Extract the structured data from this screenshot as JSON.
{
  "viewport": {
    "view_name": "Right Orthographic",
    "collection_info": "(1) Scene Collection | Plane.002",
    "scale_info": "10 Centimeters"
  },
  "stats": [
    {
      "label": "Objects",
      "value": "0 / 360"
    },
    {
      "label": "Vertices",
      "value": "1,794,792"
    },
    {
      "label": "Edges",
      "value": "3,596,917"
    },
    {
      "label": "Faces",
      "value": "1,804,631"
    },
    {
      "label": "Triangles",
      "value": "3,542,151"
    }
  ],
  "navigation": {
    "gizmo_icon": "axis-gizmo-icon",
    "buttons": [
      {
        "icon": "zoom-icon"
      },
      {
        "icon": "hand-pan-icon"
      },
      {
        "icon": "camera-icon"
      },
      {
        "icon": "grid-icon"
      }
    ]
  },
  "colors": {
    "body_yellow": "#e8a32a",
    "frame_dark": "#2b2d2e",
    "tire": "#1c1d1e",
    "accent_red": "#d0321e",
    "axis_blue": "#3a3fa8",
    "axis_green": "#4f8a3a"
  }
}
────────
# [YOUR TASK]
Select the lines from the entries that include the word "value".

# [RESPONSE FOR THIS EXERCISE]
      "value": "0 / 360"
      "value": "1,794,792"
      "value": "3,596,917"
      "value": "1,804,631"
      "value": "3,542,151"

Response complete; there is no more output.